**Aim of the task:**
Look through the material below. Copy each line that contains the string "Ctrl".

########################################

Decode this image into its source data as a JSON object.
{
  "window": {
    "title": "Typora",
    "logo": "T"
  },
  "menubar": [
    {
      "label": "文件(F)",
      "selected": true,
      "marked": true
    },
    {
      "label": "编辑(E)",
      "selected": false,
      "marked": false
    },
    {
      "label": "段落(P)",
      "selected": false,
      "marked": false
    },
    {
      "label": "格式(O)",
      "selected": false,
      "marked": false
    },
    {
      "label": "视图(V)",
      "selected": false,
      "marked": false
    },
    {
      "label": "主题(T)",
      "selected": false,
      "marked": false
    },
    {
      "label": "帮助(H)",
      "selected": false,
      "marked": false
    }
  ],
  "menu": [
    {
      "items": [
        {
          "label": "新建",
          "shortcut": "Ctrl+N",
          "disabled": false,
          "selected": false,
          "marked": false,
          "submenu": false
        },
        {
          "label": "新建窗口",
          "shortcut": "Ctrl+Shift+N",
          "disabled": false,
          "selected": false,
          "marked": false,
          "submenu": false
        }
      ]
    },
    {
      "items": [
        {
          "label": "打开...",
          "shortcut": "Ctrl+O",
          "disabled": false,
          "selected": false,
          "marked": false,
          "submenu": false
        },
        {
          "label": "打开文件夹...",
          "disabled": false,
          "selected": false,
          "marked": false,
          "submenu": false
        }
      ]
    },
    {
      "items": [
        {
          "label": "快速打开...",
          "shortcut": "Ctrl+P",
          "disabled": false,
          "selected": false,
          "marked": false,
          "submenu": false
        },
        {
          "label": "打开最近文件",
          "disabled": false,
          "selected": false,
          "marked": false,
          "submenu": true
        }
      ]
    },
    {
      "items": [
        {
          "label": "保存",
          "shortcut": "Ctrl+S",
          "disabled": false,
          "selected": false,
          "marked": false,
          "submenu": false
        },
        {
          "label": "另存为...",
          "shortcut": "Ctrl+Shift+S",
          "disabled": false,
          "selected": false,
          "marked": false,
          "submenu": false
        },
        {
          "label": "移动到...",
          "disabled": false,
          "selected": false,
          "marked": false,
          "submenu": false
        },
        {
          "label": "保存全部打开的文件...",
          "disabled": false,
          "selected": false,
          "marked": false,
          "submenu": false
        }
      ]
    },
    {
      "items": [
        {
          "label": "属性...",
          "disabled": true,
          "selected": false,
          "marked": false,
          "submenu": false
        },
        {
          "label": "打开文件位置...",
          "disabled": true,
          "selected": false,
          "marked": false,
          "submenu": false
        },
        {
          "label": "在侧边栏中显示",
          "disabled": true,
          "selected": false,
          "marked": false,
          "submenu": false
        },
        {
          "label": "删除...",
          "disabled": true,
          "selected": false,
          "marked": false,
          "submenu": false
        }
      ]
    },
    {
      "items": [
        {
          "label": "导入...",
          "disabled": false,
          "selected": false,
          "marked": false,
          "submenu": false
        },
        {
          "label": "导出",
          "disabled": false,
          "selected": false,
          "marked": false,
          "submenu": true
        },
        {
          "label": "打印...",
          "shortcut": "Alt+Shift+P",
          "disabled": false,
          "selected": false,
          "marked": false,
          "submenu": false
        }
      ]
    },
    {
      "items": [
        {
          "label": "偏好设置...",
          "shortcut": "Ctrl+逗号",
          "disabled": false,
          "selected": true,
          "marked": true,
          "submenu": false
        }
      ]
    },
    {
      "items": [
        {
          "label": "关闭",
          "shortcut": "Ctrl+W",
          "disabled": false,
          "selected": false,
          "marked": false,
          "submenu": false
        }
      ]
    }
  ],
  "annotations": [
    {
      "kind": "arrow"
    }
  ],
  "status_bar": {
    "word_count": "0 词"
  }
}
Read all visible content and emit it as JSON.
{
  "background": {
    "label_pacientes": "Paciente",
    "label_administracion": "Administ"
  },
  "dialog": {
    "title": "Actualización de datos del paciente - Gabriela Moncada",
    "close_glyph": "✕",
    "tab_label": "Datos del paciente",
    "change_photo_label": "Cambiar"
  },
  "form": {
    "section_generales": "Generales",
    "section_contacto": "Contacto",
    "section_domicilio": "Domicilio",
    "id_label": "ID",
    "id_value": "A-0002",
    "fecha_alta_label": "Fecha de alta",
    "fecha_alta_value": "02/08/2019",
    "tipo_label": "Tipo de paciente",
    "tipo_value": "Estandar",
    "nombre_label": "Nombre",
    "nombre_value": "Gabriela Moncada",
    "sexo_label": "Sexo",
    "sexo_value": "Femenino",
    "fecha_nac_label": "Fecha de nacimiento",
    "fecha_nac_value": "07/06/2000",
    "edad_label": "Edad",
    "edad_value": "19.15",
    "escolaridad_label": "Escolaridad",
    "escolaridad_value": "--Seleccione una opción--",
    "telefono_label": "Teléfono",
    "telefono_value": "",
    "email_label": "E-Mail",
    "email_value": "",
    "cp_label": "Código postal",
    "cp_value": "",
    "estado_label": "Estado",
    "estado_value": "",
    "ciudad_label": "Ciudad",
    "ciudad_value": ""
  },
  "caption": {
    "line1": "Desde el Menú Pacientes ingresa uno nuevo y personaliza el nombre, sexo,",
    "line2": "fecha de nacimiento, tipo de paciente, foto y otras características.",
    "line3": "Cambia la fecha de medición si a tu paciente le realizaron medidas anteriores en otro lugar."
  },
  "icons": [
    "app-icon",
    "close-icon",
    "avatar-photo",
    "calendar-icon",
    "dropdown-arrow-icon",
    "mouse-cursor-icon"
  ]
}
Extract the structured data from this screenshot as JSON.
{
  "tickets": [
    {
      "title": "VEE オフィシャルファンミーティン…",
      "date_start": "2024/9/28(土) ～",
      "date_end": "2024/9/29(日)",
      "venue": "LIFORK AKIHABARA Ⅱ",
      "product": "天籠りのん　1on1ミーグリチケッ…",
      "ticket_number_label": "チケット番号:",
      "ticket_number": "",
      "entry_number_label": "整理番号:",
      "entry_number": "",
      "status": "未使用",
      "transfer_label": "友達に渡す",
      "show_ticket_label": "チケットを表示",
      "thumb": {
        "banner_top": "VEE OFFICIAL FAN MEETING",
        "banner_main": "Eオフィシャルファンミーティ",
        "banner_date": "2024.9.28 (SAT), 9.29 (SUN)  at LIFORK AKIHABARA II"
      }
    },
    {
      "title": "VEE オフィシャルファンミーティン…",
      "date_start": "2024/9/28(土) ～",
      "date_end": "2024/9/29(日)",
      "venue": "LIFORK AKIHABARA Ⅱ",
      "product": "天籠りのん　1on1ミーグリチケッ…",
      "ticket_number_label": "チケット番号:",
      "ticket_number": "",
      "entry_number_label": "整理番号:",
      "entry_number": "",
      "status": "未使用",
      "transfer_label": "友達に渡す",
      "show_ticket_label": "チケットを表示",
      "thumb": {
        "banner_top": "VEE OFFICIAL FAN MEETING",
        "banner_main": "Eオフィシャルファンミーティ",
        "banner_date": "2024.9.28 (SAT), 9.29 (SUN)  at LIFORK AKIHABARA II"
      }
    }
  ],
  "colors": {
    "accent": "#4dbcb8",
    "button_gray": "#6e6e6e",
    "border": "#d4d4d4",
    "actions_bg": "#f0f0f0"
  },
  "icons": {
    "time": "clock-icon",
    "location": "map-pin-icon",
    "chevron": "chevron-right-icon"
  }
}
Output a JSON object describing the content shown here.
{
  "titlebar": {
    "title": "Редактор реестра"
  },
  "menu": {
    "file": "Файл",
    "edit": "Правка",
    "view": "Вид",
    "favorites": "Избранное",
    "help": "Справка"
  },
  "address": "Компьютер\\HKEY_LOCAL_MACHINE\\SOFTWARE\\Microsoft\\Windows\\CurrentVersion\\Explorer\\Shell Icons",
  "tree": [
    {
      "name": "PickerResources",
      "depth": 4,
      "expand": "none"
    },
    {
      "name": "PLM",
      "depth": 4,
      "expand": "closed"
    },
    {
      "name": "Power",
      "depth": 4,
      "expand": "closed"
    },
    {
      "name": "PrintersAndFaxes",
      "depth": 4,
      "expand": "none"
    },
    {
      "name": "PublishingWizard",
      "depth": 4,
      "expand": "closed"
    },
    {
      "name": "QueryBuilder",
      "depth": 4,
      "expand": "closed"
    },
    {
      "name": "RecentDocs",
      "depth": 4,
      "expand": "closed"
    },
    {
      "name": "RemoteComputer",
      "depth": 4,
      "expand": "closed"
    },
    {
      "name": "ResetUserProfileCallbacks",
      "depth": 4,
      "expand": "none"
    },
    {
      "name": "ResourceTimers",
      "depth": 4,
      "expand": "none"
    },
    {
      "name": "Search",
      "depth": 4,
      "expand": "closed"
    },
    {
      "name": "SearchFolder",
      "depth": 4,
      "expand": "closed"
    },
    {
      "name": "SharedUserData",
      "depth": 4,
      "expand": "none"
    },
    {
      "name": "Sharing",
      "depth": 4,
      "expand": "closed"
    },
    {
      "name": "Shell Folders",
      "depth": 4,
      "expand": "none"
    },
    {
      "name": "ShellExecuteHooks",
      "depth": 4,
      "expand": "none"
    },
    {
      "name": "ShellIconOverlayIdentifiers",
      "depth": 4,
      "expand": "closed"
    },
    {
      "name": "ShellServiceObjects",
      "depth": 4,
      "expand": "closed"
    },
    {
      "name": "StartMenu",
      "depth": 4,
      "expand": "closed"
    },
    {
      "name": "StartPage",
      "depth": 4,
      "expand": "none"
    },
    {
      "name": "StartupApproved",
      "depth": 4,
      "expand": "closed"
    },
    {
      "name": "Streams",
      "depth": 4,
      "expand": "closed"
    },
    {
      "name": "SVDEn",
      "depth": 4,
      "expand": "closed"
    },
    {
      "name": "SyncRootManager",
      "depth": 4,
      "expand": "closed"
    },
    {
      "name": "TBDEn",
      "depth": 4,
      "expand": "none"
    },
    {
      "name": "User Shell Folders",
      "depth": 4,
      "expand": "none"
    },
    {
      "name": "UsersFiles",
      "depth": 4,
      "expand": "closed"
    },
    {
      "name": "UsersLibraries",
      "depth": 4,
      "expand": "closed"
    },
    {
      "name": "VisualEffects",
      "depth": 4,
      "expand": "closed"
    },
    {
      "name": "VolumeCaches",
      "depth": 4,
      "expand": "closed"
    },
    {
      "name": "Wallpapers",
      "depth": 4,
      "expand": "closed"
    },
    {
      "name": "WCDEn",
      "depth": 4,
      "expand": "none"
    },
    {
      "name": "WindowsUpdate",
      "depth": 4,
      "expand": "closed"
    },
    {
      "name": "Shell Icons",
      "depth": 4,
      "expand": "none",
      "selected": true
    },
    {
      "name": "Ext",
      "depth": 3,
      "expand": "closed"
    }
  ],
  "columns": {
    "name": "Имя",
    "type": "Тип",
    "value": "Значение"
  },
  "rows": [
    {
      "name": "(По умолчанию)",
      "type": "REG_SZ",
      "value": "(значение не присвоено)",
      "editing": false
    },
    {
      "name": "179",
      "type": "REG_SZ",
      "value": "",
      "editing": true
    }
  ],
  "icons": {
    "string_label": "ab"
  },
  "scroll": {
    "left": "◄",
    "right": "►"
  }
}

########################################

**Written solution:**
          "shortcut": "Ctrl+N",
          "shortcut": "Ctrl+Shift+N",
          "shortcut": "Ctrl+O",
          "shortcut": "Ctrl+P",
          "shortcut": "Ctrl+S",
          "shortcut": "Ctrl+Shift+S",
          "shortcut": "Ctrl+逗号",
          "shortcut": "Ctrl+W",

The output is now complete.